Work required
Check each line of the listing for the word "heading" and report how many lines contain it, giving nothing but the number.

Source data
============
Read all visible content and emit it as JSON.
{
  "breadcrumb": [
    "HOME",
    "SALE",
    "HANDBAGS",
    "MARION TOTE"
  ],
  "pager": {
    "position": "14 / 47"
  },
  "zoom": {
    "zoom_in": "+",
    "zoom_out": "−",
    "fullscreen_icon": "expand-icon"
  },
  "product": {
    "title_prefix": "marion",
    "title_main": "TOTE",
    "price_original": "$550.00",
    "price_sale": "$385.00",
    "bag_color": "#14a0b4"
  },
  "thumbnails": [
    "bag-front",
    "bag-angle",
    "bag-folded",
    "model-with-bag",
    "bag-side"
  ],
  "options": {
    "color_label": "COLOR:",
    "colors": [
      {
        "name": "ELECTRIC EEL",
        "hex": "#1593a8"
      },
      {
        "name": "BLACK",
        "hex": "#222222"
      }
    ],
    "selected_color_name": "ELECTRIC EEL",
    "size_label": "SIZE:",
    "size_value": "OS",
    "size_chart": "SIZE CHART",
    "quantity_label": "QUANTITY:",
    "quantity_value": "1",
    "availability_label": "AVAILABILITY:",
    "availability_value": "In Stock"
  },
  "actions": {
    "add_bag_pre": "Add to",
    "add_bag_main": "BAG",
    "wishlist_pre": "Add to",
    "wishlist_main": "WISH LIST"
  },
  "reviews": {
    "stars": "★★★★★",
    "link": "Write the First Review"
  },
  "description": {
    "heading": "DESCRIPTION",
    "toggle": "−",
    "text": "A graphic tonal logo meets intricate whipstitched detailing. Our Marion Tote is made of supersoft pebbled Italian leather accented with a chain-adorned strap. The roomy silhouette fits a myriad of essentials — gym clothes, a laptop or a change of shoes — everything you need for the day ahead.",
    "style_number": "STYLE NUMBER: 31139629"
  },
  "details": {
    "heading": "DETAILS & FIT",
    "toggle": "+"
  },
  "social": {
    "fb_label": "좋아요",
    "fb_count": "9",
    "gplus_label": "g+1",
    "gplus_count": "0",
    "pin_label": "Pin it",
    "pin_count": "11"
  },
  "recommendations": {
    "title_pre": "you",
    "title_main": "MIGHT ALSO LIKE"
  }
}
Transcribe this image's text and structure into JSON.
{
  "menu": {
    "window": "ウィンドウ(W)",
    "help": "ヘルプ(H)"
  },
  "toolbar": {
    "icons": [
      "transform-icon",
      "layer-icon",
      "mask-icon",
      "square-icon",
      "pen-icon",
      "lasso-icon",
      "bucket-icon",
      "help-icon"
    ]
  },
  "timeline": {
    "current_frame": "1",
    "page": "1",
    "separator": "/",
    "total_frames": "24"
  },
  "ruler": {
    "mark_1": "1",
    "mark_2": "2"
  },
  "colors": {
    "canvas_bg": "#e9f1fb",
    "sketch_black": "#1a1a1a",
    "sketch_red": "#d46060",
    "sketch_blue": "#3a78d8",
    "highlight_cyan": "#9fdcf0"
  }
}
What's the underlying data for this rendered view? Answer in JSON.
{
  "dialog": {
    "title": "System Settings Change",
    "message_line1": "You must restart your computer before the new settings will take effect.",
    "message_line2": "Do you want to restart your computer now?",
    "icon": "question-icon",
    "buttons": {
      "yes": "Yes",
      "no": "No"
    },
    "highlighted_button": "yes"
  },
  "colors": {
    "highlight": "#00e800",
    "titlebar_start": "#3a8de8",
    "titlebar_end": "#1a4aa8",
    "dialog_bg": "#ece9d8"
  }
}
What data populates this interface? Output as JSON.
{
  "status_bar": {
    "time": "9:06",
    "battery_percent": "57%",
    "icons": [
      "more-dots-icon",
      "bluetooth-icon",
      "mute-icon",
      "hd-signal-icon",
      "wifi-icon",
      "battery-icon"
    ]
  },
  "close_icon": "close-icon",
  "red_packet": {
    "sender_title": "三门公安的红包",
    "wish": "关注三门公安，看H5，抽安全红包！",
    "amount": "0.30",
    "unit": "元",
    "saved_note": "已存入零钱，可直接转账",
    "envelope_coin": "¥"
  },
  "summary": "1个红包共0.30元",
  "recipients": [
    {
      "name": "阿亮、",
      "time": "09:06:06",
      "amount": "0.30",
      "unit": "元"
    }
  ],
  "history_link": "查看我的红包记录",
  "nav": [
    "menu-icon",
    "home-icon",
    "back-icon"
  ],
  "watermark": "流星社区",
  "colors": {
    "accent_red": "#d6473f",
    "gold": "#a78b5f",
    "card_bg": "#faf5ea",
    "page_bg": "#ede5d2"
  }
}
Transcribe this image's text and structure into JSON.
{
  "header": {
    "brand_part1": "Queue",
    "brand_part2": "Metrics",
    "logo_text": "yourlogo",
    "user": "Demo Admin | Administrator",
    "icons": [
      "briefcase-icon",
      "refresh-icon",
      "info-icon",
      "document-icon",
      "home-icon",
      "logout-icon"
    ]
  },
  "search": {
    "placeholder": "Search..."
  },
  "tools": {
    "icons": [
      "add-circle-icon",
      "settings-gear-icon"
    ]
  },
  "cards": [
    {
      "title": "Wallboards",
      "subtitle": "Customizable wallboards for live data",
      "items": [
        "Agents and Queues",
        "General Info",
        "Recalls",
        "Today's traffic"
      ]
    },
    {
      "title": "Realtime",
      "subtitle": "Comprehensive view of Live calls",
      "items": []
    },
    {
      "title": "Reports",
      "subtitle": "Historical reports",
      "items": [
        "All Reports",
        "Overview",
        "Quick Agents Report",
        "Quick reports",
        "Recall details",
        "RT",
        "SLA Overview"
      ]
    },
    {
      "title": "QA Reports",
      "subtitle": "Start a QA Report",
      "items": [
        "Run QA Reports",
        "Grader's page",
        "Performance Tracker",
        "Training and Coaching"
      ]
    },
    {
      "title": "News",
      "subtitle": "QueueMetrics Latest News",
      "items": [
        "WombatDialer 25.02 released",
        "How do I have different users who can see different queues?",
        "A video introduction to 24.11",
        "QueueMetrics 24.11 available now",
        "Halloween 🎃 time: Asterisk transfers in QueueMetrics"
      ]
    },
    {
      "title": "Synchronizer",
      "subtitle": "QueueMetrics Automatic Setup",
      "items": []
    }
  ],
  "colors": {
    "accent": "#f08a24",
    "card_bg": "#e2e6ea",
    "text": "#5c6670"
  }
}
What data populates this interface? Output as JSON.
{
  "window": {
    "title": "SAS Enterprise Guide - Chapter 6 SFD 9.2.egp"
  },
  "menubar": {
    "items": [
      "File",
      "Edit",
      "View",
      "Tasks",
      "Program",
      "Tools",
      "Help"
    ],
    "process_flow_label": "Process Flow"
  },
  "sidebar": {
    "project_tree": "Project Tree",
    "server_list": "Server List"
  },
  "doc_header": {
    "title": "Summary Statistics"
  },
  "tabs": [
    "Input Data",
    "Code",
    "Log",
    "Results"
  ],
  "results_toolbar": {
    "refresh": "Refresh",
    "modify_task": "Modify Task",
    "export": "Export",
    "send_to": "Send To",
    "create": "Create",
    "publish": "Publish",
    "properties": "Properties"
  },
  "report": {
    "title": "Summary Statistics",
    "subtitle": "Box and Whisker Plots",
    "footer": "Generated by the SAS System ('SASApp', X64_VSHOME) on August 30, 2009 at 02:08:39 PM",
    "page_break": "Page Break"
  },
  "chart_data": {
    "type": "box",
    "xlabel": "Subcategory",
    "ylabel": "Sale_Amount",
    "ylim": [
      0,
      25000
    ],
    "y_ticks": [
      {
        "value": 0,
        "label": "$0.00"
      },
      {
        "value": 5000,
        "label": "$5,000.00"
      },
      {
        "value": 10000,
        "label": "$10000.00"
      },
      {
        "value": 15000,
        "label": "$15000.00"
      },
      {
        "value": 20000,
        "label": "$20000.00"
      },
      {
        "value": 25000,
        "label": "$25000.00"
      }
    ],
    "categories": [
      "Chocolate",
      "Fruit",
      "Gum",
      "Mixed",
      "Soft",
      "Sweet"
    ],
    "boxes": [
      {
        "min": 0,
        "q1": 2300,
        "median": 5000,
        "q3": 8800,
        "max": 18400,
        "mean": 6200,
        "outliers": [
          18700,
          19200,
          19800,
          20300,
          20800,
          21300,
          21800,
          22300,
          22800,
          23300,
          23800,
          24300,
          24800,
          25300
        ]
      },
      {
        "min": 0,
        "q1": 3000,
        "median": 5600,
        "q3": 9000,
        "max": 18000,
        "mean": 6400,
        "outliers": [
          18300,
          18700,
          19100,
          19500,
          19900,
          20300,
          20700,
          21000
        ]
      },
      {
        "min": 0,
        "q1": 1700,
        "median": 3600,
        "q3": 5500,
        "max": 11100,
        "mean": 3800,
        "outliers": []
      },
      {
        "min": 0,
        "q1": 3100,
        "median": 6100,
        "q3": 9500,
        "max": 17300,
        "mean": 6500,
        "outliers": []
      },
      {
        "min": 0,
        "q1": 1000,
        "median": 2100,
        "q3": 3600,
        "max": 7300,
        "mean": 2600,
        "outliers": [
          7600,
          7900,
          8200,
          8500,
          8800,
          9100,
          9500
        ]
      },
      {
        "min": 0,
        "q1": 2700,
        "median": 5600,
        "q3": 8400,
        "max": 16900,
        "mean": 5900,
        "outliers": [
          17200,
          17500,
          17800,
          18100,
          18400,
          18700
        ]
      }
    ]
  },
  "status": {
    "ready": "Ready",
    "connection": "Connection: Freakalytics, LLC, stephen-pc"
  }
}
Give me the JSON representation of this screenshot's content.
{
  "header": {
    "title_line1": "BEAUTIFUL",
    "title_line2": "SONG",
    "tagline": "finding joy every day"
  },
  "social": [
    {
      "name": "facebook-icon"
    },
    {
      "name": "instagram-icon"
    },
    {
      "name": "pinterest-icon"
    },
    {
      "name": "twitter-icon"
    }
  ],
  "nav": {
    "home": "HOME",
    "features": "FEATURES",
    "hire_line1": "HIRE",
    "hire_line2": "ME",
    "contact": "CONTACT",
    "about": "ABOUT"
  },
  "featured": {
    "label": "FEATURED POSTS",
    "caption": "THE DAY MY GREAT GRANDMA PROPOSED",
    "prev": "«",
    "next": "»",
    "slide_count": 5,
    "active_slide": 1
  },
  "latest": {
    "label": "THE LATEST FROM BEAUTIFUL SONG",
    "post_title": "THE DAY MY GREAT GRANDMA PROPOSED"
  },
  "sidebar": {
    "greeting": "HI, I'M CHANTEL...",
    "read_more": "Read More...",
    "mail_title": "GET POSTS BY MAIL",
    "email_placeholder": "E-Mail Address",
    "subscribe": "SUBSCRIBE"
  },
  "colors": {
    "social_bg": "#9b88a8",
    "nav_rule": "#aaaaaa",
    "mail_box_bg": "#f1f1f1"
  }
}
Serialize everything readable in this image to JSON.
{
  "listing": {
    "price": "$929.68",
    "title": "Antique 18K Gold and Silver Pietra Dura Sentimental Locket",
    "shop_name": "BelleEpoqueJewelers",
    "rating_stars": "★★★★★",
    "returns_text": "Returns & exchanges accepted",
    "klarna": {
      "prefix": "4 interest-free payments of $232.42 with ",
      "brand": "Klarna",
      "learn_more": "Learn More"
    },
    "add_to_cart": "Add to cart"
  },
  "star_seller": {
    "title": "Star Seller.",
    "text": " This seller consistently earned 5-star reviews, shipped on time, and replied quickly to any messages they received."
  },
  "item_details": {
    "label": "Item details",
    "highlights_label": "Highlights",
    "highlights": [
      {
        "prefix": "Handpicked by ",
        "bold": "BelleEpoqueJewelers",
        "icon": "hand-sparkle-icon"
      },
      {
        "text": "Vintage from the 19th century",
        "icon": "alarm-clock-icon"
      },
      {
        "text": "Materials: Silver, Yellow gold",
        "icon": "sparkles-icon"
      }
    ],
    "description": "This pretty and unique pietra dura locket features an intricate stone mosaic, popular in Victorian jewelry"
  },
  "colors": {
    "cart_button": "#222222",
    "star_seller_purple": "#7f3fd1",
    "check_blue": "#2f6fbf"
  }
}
============
Task response
2